## Given data:
* * * * * * *

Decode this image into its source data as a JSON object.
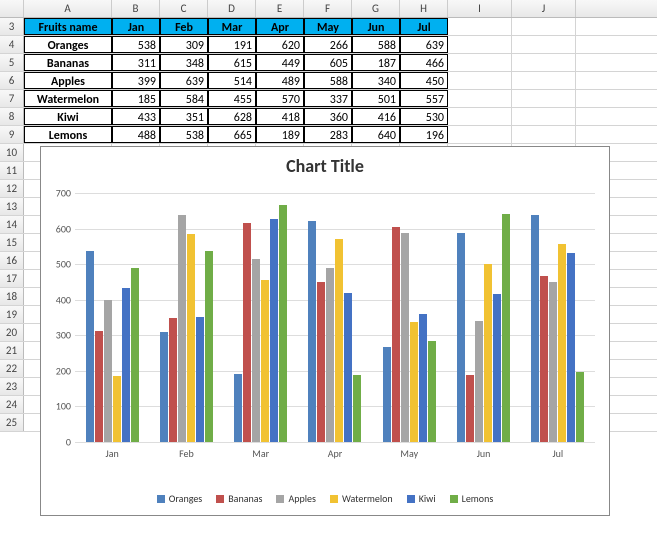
{
  "columns": [
    "A",
    "B",
    "C",
    "D",
    "E",
    "F",
    "G",
    "H",
    "I",
    "J"
  ],
  "rownums": [
    3,
    4,
    5,
    6,
    7,
    8,
    9,
    10,
    11,
    12,
    13,
    14,
    15,
    16,
    17,
    18,
    19,
    20,
    21,
    22,
    23,
    24,
    25
  ],
  "headerRow": [
    "Fruits name",
    "Jan",
    "Feb",
    "Mar",
    "Apr",
    "May",
    "Jun",
    "Jul"
  ],
  "dataRows": [
    {
      "name": "Oranges",
      "vals": [
        538,
        309,
        191,
        620,
        266,
        588,
        639
      ]
    },
    {
      "name": "Bananas",
      "vals": [
        311,
        348,
        615,
        449,
        605,
        187,
        466
      ]
    },
    {
      "name": "Apples",
      "vals": [
        399,
        639,
        514,
        489,
        588,
        340,
        450
      ]
    },
    {
      "name": "Watermelon",
      "vals": [
        185,
        584,
        455,
        570,
        337,
        501,
        557
      ]
    },
    {
      "name": "Kiwi",
      "vals": [
        433,
        351,
        628,
        418,
        360,
        416,
        530
      ]
    },
    {
      "name": "Lemons",
      "vals": [
        488,
        538,
        665,
        189,
        283,
        640,
        196
      ]
    }
  ],
  "chart_data": {
    "type": "bar",
    "title": "Chart Title",
    "categories": [
      "Jan",
      "Feb",
      "Mar",
      "Apr",
      "May",
      "Jun",
      "Jul"
    ],
    "series": [
      {
        "name": "Oranges",
        "color": "#4f81bd",
        "values": [
          538,
          309,
          191,
          620,
          266,
          588,
          639
        ]
      },
      {
        "name": "Bananas",
        "color": "#c0504d",
        "values": [
          311,
          348,
          615,
          449,
          605,
          187,
          466
        ]
      },
      {
        "name": "Apples",
        "color": "#9bbb59",
        "dispColor": "#a5a5a5",
        "values": [
          399,
          639,
          514,
          489,
          588,
          340,
          450
        ]
      },
      {
        "name": "Watermelon",
        "color": "#f1c232",
        "values": [
          185,
          584,
          455,
          570,
          337,
          501,
          557
        ]
      },
      {
        "name": "Kiwi",
        "color": "#4472c4",
        "values": [
          433,
          351,
          628,
          418,
          360,
          416,
          530
        ]
      },
      {
        "name": "Lemons",
        "color": "#70ad47",
        "values": [
          488,
          538,
          665,
          189,
          283,
          640,
          196
        ]
      }
    ],
    "ylim": [
      0,
      700
    ],
    "yticks": [
      0,
      100,
      200,
      300,
      400,
      500,
      600,
      700
    ],
    "xlabel": "",
    "ylabel": ""
  },
  "seriesColors": [
    "#4f81bd",
    "#c0504d",
    "#a5a5a5",
    "#f1c232",
    "#4472c4",
    "#70ad47"
  ]
}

* * * * * * *

## What is needed:
Quote the data above in full and without alteration; skip the pictures.

## Exercise answer:
Decode this image into its source data as a JSON object.
{
  "columns": [
    "A",
    "B",
    "C",
    "D",
    "E",
    "F",
    "G",
    "H",
    "I",
    "J"
  ],
  "rownums": [
    3,
    4,
    5,
    6,
    7,
    8,
    9,
    10,
    11,
    12,
    13,
    14,
    15,
    16,
    17,
    18,
    19,
    20,
    21,
    22,
    23,
    24,
    25
  ],
  "headerRow": [
    "Fruits name",
    "Jan",
    "Feb",
    "Mar",
    "Apr",
    "May",
    "Jun",
    "Jul"
  ],
  "dataRows": [
    {
      "name": "Oranges",
      "vals": [
        538,
        309,
        191,
        620,
        266,
        588,
        639
      ]
    },
    {
      "name": "Bananas",
      "vals": [
        311,
        348,
        615,
        449,
        605,
        187,
        466
      ]
    },
    {
      "name": "Apples",
      "vals": [
        399,
        639,
        514,
        489,
        588,
        340,
        450
      ]
    },
    {
      "name": "Watermelon",
      "vals": [
        185,
        584,
        455,
        570,
        337,
        501,
        557
      ]
    },
    {
      "name": "Kiwi",
      "vals": [
        433,
        351,
        628,
        418,
        360,
        416,
        530
      ]
    },
    {
      "name": "Lemons",
      "vals": [
        488,
        538,
        665,
        189,
        283,
        640,
        196
      ]
    }
  ],
  "chart_data": {
    "type": "bar",
    "title": "Chart Title",
    "categories": [
      "Jan",
      "Feb",
      "Mar",
      "Apr",
      "May",
      "Jun",
      "Jul"
    ],
    "series": [
      {
        "name": "Oranges",
        "color": "#4f81bd",
        "values": [
          538,
          309,
          191,
          620,
          266,
          588,
          639
        ]
      },
      {
        "name": "Bananas",
        "color": "#c0504d",
        "values": [
          311,
          348,
          615,
          449,
          605,
          187,
          466
        ]
      },
      {
        "name": "Apples",
        "color": "#9bbb59",
        "dispColor": "#a5a5a5",
        "values": [
          399,
          639,
          514,
          489,
          588,
          340,
          450
        ]
      },
      {
        "name": "Watermelon",
        "color": "#f1c232",
        "values": [
          185,
          584,
          455,
          570,
          337,
          501,
          557
        ]
      },
      {
        "name": "Kiwi",
        "color": "#4472c4",
        "values": [
          433,
          351,
          628,
          418,
          360,
          416,
          530
        ]
      },
      {
        "name": "Lemons",
        "color": "#70ad47",
        "values": [
          488,
          538,
          665,
          189,
          283,
          640,
          196
        ]
      }
    ],
    "ylim": [
      0,
      700
    ],
    "yticks": [
      0,
      100,
      200,
      300,
      400,
      500,
      600,
      700
    ],
    "xlabel": "",
    "ylabel": ""
  },
  "seriesColors": [
    "#4f81bd",
    "#c0504d",
    "#a5a5a5",
    "#f1c232",
    "#4472c4",
    "#70ad47"
  ]
}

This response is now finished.